> **DATA TO PROCESS**:

------------------------------

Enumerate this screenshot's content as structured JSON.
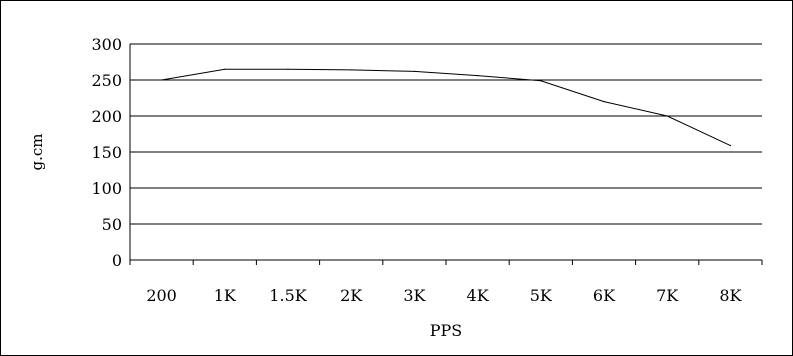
{
  "chart_data": {
    "type": "line",
    "title": "",
    "xlabel": "PPS",
    "ylabel": "g.cm",
    "categories": [
      "200",
      "1K",
      "1.5K",
      "2K",
      "3K",
      "4K",
      "5K",
      "6K",
      "7K",
      "8K"
    ],
    "yticks": [
      "0",
      "50",
      "100",
      "150",
      "200",
      "250",
      "300"
    ],
    "ylim": [
      0,
      300
    ],
    "grid": true,
    "legend": "none",
    "series": [
      {
        "values": [
          250,
          265,
          265,
          264,
          262,
          256,
          249,
          220,
          200,
          159
        ]
      }
    ],
    "colors": {
      "line": "#000000",
      "grid": "#000000",
      "background": "#ffffff"
    }
  }
}
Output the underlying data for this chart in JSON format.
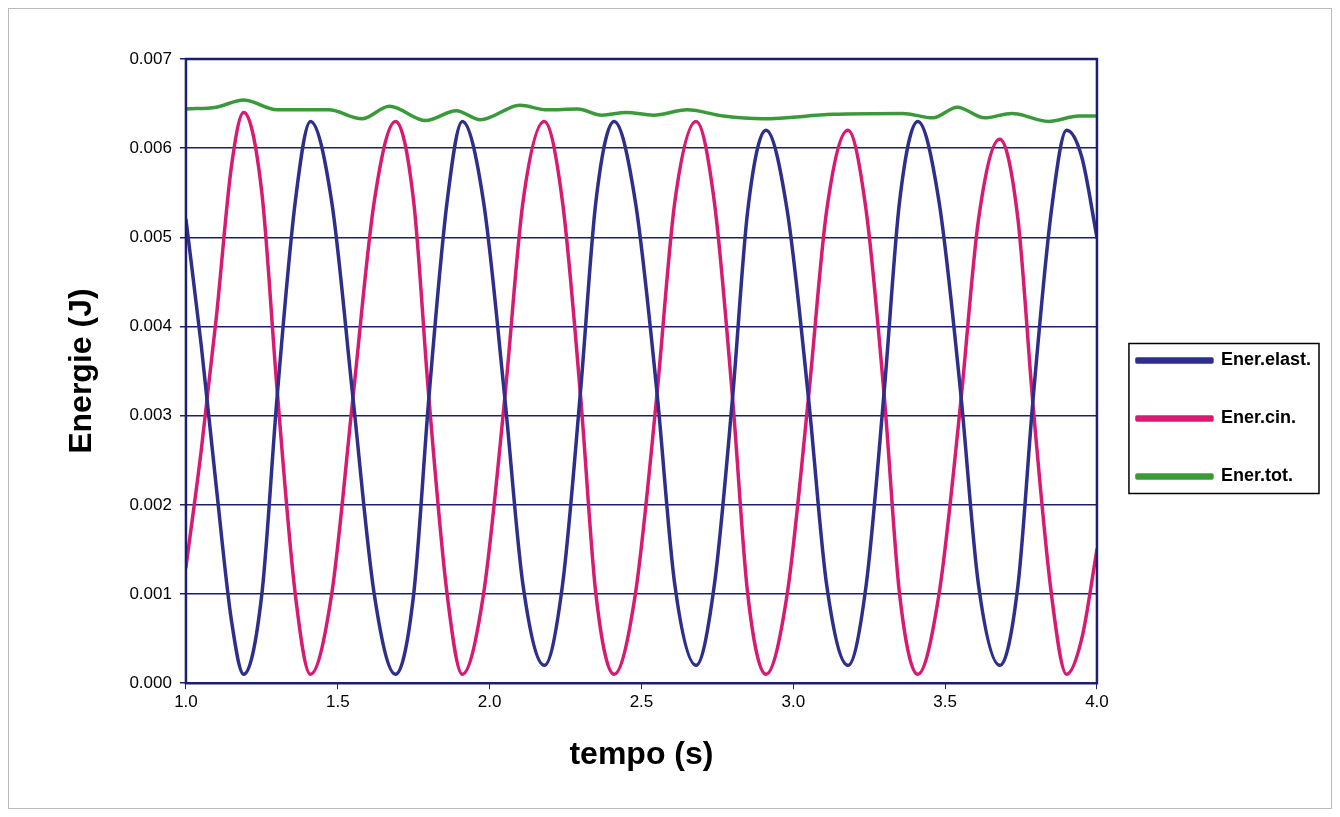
{
  "chart_data": {
    "type": "line",
    "xlabel": "tempo (s)",
    "ylabel": "Energie (J)",
    "x": [
      1.0,
      1.05,
      1.1,
      1.15,
      1.19,
      1.25,
      1.3,
      1.36,
      1.41,
      1.48,
      1.55,
      1.62,
      1.69,
      1.75,
      1.8,
      1.86,
      1.91,
      1.98,
      2.05,
      2.11,
      2.18,
      2.24,
      2.3,
      2.35,
      2.41,
      2.48,
      2.55,
      2.61,
      2.68,
      2.74,
      2.8,
      2.85,
      2.91,
      2.98,
      3.05,
      3.11,
      3.18,
      3.24,
      3.3,
      3.35,
      3.41,
      3.48,
      3.55,
      3.61,
      3.68,
      3.74,
      3.79,
      3.85,
      3.9,
      3.95,
      4.0
    ],
    "series": [
      {
        "name": "Ener.elast.",
        "color": "#2e2e8c",
        "values": [
          0.0052,
          0.0038,
          0.0022,
          0.0007,
          0.0001,
          0.001,
          0.0032,
          0.0054,
          0.0063,
          0.0054,
          0.0032,
          0.001,
          0.0001,
          0.001,
          0.0032,
          0.0054,
          0.0063,
          0.0054,
          0.0032,
          0.0011,
          0.0002,
          0.0011,
          0.0033,
          0.0054,
          0.0063,
          0.0054,
          0.0033,
          0.0011,
          0.0002,
          0.0011,
          0.0032,
          0.0053,
          0.0062,
          0.0053,
          0.0032,
          0.0011,
          0.0002,
          0.0011,
          0.0033,
          0.0054,
          0.0063,
          0.0054,
          0.0033,
          0.0011,
          0.0002,
          0.0011,
          0.0032,
          0.0053,
          0.0062,
          0.0059,
          0.005
        ]
      },
      {
        "name": "Ener.cin.",
        "color": "#d81b72",
        "values": [
          0.0013,
          0.0026,
          0.0041,
          0.0058,
          0.0064,
          0.0055,
          0.0033,
          0.001,
          0.0001,
          0.001,
          0.0032,
          0.0054,
          0.0063,
          0.0054,
          0.0032,
          0.001,
          0.0001,
          0.001,
          0.0032,
          0.0054,
          0.0063,
          0.0054,
          0.0032,
          0.001,
          0.0001,
          0.001,
          0.0032,
          0.0054,
          0.0063,
          0.0054,
          0.0032,
          0.001,
          0.0001,
          0.001,
          0.0032,
          0.0053,
          0.0062,
          0.0053,
          0.0032,
          0.001,
          0.0001,
          0.001,
          0.0031,
          0.0052,
          0.0061,
          0.0052,
          0.0031,
          0.001,
          0.0001,
          0.0005,
          0.0015
        ]
      },
      {
        "name": "Ener.tot.",
        "color": "#3a9a3a",
        "x": [
          1.0,
          1.1,
          1.19,
          1.3,
          1.47,
          1.58,
          1.67,
          1.79,
          1.89,
          1.97,
          2.1,
          2.19,
          2.29,
          2.37,
          2.45,
          2.54,
          2.65,
          2.77,
          2.9,
          3.13,
          3.36,
          3.46,
          3.54,
          3.63,
          3.72,
          3.84,
          3.94,
          4.0
        ],
        "values": [
          0.00644,
          0.00646,
          0.00654,
          0.00643,
          0.00643,
          0.00633,
          0.00647,
          0.00631,
          0.00642,
          0.00632,
          0.00648,
          0.00643,
          0.00644,
          0.00637,
          0.0064,
          0.00637,
          0.00643,
          0.00636,
          0.00633,
          0.00638,
          0.00639,
          0.00634,
          0.00646,
          0.00634,
          0.00639,
          0.0063,
          0.00636,
          0.00636
        ]
      }
    ],
    "xlim": [
      1.0,
      4.0
    ],
    "xticks": [
      {
        "value": 1.0,
        "label": "1.0"
      },
      {
        "value": 1.5,
        "label": "1.5"
      },
      {
        "value": 2.0,
        "label": "2.0"
      },
      {
        "value": 2.5,
        "label": "2.5"
      },
      {
        "value": 3.0,
        "label": "3.0"
      },
      {
        "value": 3.5,
        "label": "3.5"
      },
      {
        "value": 4.0,
        "label": "4.0"
      }
    ],
    "ylim": [
      0,
      0.007
    ],
    "yticks": [
      {
        "value": 0,
        "label": "0.000"
      },
      {
        "value": 0.001,
        "label": "0.001"
      },
      {
        "value": 0.002,
        "label": "0.002"
      },
      {
        "value": 0.003,
        "label": "0.003"
      },
      {
        "value": 0.004,
        "label": "0.004"
      },
      {
        "value": 0.005,
        "label": "0.005"
      },
      {
        "value": 0.006,
        "label": "0.006"
      },
      {
        "value": 0.007,
        "label": "0.007"
      }
    ],
    "grid": "y",
    "legend": "right",
    "marker": "none",
    "line_style": "solid"
  }
}
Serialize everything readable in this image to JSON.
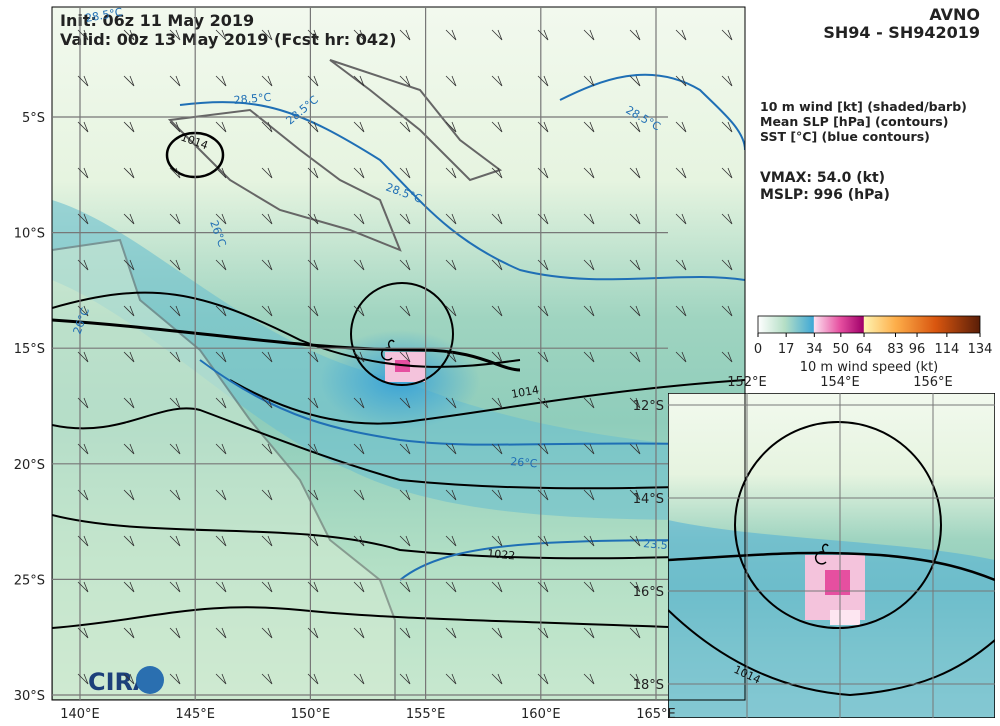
{
  "header": {
    "init": "Init:  06z 11 May 2019",
    "valid": "Valid: 00z 13 May 2019 (Fcst hr: 042)",
    "model": "AVNO",
    "storm": "SH94 - SH942019"
  },
  "legend": [
    "10 m wind [kt] (shaded/barb)",
    "Mean SLP [hPa] (contours)",
    "SST [°C] (blue contours)"
  ],
  "vmax": "VMAX:  54.0 (kt)",
  "mslp": "MSLP:  996 (hPa)",
  "colorbar": {
    "ticks": [
      0,
      17,
      34,
      50,
      64,
      83,
      96,
      114,
      134
    ],
    "label": "10 m wind speed (kt)"
  },
  "map": {
    "lon_labels": [
      "140°E",
      "145°E",
      "150°E",
      "155°E",
      "160°E",
      "165°E"
    ],
    "lat_labels": [
      "5°S",
      "10°S",
      "15°S",
      "20°S",
      "25°S",
      "30°S"
    ],
    "slp_labels": [
      "1014",
      "1014",
      "1022"
    ],
    "sst_labels": [
      "28.5°C",
      "28.5°C",
      "28.5°C",
      "28.5°C",
      "28.5°C",
      "26°C",
      "26°C",
      "26°C",
      "23.5"
    ]
  },
  "inset": {
    "lon_labels": [
      "152°E",
      "154°E",
      "156°E"
    ],
    "lat_labels": [
      "12°S",
      "14°S",
      "16°S",
      "18°S"
    ],
    "slp_label": "1014"
  },
  "logo": "CIRA"
}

------------------------------

Go through the listing above and pull out each line containing the word "contours".

> **EXERCISE SOLUTION**:
    "Mean SLP [hPa] (contours)",
    "SST [°C] (blue contours)"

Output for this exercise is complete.